_DIRECTIONS FOR THIS TASK_: Determine the number of lines in the data that include the word "according", and write only that number.

_RECORDS SHOWN_:
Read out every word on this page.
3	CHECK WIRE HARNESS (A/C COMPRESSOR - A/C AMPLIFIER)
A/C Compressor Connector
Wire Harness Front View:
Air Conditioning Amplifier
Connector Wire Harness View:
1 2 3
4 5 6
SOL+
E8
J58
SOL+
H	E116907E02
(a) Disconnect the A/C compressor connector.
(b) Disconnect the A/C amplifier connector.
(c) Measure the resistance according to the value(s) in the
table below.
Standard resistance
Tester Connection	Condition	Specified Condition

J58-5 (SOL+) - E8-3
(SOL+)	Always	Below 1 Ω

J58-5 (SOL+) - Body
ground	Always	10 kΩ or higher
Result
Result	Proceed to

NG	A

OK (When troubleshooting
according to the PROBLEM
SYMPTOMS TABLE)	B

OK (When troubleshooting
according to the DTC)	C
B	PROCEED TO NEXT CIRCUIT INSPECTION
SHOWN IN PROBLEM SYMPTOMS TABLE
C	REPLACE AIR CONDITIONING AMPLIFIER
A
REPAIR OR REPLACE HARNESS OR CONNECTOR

* * *

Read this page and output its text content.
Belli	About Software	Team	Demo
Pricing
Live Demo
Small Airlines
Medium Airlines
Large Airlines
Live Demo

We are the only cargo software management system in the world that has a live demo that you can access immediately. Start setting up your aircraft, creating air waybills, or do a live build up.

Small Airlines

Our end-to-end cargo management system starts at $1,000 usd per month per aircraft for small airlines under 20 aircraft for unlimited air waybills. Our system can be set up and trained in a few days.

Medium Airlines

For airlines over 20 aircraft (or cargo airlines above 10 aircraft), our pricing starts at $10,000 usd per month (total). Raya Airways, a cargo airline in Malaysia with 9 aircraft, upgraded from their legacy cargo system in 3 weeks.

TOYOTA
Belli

--

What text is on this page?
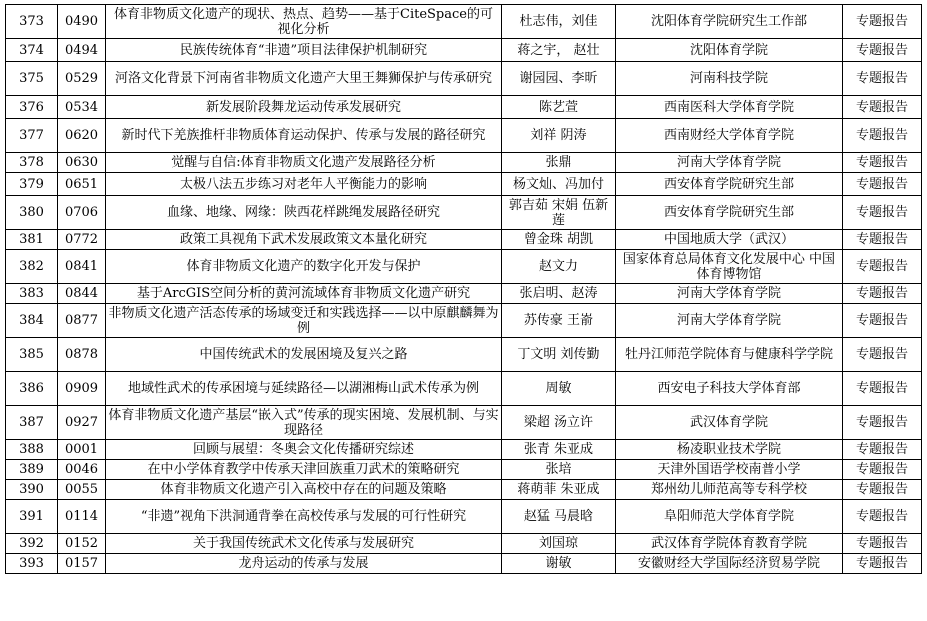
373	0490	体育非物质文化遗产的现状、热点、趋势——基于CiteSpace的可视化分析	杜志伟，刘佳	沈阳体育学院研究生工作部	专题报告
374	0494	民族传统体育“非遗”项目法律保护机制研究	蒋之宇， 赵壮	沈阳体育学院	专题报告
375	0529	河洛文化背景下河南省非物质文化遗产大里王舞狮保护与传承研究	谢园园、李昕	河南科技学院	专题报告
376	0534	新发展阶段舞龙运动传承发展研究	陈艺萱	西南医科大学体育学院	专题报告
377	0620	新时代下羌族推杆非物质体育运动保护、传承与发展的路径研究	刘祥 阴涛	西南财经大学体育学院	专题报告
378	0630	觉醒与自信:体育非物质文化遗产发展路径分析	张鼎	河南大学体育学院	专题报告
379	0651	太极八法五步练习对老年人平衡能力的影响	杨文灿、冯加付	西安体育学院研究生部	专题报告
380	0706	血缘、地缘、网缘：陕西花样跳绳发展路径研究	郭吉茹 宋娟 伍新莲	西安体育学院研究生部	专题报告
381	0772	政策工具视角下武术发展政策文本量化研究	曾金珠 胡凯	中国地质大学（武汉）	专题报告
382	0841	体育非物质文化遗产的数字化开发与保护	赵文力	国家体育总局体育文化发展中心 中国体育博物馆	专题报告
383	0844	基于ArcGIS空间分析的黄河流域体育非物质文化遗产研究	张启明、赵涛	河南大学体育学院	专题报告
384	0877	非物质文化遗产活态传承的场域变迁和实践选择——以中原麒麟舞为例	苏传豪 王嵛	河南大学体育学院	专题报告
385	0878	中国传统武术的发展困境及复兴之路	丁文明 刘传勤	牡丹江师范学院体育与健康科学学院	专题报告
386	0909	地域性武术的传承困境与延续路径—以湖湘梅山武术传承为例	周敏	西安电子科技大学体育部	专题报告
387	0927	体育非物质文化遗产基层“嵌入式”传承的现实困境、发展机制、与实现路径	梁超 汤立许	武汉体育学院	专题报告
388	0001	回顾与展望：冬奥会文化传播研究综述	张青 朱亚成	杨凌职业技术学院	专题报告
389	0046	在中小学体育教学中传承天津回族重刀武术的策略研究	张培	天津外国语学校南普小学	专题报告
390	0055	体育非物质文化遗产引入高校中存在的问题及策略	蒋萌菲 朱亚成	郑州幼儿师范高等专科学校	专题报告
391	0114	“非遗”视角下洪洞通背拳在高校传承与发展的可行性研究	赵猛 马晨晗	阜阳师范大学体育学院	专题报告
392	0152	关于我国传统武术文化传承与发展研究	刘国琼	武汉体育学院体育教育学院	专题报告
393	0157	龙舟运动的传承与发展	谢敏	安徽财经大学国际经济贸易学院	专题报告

_ANSWER TO THE PROBLEM_: 3